Collected data entries:
■ ■ ■ ■ ■ ■ ■

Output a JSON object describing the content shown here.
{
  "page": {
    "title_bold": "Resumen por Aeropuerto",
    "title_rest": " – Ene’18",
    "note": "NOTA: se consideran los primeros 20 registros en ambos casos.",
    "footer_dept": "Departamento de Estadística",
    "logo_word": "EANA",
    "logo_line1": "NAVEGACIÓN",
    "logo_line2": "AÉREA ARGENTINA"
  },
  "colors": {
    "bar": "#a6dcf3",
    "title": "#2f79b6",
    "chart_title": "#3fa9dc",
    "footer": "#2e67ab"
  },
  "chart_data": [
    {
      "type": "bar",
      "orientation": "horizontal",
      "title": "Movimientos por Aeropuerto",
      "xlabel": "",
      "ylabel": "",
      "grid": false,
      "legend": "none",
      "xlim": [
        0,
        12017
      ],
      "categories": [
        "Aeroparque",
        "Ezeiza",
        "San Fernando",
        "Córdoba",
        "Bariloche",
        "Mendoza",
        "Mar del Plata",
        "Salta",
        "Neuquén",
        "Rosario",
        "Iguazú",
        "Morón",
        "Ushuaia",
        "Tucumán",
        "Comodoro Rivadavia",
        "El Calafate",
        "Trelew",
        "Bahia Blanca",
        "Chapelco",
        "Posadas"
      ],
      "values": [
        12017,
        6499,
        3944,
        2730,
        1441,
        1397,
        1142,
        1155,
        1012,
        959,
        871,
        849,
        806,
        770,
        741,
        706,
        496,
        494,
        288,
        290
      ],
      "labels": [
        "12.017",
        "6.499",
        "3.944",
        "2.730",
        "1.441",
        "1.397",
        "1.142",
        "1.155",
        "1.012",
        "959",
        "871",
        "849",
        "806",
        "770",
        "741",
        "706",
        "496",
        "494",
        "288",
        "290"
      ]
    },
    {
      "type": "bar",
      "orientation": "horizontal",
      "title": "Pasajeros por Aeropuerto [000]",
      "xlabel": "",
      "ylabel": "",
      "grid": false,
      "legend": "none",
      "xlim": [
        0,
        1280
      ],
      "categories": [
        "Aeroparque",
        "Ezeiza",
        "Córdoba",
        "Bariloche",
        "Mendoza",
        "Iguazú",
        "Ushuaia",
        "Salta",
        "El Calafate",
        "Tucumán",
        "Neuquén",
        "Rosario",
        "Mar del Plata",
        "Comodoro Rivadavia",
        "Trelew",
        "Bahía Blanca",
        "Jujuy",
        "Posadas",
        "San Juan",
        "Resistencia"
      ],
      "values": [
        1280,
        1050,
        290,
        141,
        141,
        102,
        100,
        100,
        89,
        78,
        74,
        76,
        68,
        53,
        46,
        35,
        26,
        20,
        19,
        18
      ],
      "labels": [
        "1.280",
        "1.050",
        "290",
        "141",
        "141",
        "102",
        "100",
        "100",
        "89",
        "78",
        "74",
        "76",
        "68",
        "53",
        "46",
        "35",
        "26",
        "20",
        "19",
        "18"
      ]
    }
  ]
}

■ ■ ■ ■ ■ ■ ■

→ PROMPT:
Quote the whole listing above, leaving nothing out.

→ THE RESPONSE:
Output a JSON object describing the content shown here.
{
  "page": {
    "title_bold": "Resumen por Aeropuerto",
    "title_rest": " – Ene’18",
    "note": "NOTA: se consideran los primeros 20 registros en ambos casos.",
    "footer_dept": "Departamento de Estadística",
    "logo_word": "EANA",
    "logo_line1": "NAVEGACIÓN",
    "logo_line2": "AÉREA ARGENTINA"
  },
  "colors": {
    "bar": "#a6dcf3",
    "title": "#2f79b6",
    "chart_title": "#3fa9dc",
    "footer": "#2e67ab"
  },
  "chart_data": [
    {
      "type": "bar",
      "orientation": "horizontal",
      "title": "Movimientos por Aeropuerto",
      "xlabel": "",
      "ylabel": "",
      "grid": false,
      "legend": "none",
      "xlim": [
        0,
        12017
      ],
      "categories": [
        "Aeroparque",
        "Ezeiza",
        "San Fernando",
        "Córdoba",
        "Bariloche",
        "Mendoza",
        "Mar del Plata",
        "Salta",
        "Neuquén",
        "Rosario",
        "Iguazú",
        "Morón",
        "Ushuaia",
        "Tucumán",
        "Comodoro Rivadavia",
        "El Calafate",
        "Trelew",
        "Bahia Blanca",
        "Chapelco",
        "Posadas"
      ],
      "values": [
        12017,
        6499,
        3944,
        2730,
        1441,
        1397,
        1142,
        1155,
        1012,
        959,
        871,
        849,
        806,
        770,
        741,
        706,
        496,
        494,
        288,
        290
      ],
      "labels": [
        "12.017",
        "6.499",
        "3.944",
        "2.730",
        "1.441",
        "1.397",
        "1.142",
        "1.155",
        "1.012",
        "959",
        "871",
        "849",
        "806",
        "770",
        "741",
        "706",
        "496",
        "494",
        "288",
        "290"
      ]
    },
    {
      "type": "bar",
      "orientation": "horizontal",
      "title": "Pasajeros por Aeropuerto [000]",
      "xlabel": "",
      "ylabel": "",
      "grid": false,
      "legend": "none",
      "xlim": [
        0,
        1280
      ],
      "categories": [
        "Aeroparque",
        "Ezeiza",
        "Córdoba",
        "Bariloche",
        "Mendoza",
        "Iguazú",
        "Ushuaia",
        "Salta",
        "El Calafate",
        "Tucumán",
        "Neuquén",
        "Rosario",
        "Mar del Plata",
        "Comodoro Rivadavia",
        "Trelew",
        "Bahía Blanca",
        "Jujuy",
        "Posadas",
        "San Juan",
        "Resistencia"
      ],
      "values": [
        1280,
        1050,
        290,
        141,
        141,
        102,
        100,
        100,
        89,
        78,
        74,
        76,
        68,
        53,
        46,
        35,
        26,
        20,
        19,
        18
      ],
      "labels": [
        "1.280",
        "1.050",
        "290",
        "141",
        "141",
        "102",
        "100",
        "100",
        "89",
        "78",
        "74",
        "76",
        "68",
        "53",
        "46",
        "35",
        "26",
        "20",
        "19",
        "18"
      ]
    }
  ]
}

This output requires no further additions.